== Brief ==
Extract all lines containing "have".

Collected data:
□ □ □ □ □ □ □
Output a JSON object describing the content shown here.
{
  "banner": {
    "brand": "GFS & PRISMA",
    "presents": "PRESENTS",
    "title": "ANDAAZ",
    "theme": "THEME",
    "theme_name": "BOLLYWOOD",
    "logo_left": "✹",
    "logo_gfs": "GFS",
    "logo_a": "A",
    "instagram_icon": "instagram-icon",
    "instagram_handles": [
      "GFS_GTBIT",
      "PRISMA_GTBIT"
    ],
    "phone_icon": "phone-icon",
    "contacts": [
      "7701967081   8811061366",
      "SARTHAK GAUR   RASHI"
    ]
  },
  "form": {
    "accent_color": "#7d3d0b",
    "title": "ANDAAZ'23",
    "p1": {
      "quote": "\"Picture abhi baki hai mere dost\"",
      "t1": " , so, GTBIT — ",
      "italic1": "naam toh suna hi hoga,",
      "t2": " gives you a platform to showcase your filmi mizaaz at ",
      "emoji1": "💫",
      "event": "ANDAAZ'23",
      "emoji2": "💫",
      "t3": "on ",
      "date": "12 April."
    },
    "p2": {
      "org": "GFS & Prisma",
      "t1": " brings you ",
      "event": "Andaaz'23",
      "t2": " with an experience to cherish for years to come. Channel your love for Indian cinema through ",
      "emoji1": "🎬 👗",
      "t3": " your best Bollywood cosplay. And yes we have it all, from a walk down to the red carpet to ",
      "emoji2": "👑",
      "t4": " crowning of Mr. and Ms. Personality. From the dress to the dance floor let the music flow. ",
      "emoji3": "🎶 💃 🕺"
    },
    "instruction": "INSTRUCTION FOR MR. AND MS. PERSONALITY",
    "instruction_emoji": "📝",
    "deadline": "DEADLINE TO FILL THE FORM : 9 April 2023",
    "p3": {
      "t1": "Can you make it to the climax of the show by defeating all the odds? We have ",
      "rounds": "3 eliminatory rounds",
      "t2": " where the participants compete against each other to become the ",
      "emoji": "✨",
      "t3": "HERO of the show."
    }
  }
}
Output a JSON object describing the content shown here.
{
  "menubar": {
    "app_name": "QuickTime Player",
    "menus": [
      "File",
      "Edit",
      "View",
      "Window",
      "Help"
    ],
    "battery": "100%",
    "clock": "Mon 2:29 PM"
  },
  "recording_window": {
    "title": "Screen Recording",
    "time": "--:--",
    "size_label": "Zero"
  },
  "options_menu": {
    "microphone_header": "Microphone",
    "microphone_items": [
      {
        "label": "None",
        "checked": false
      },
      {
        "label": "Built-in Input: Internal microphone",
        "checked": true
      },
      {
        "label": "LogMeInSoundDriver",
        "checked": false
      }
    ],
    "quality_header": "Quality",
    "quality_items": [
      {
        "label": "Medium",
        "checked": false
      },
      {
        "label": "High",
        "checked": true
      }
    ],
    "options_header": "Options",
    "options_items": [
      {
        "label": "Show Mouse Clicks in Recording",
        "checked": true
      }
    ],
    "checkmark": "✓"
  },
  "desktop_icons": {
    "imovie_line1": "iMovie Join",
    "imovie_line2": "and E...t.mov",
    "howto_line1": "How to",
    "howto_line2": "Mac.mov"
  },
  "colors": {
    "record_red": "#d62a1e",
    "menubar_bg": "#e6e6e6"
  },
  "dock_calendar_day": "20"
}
□ □ □ □ □ □ □
== Written response ==
      "t3": " your best Bollywood cosplay. And yes we have it all, from a walk down to the red carpet to ",
      "t1": "Can you make it to the climax of the show by defeating all the odds? We have ",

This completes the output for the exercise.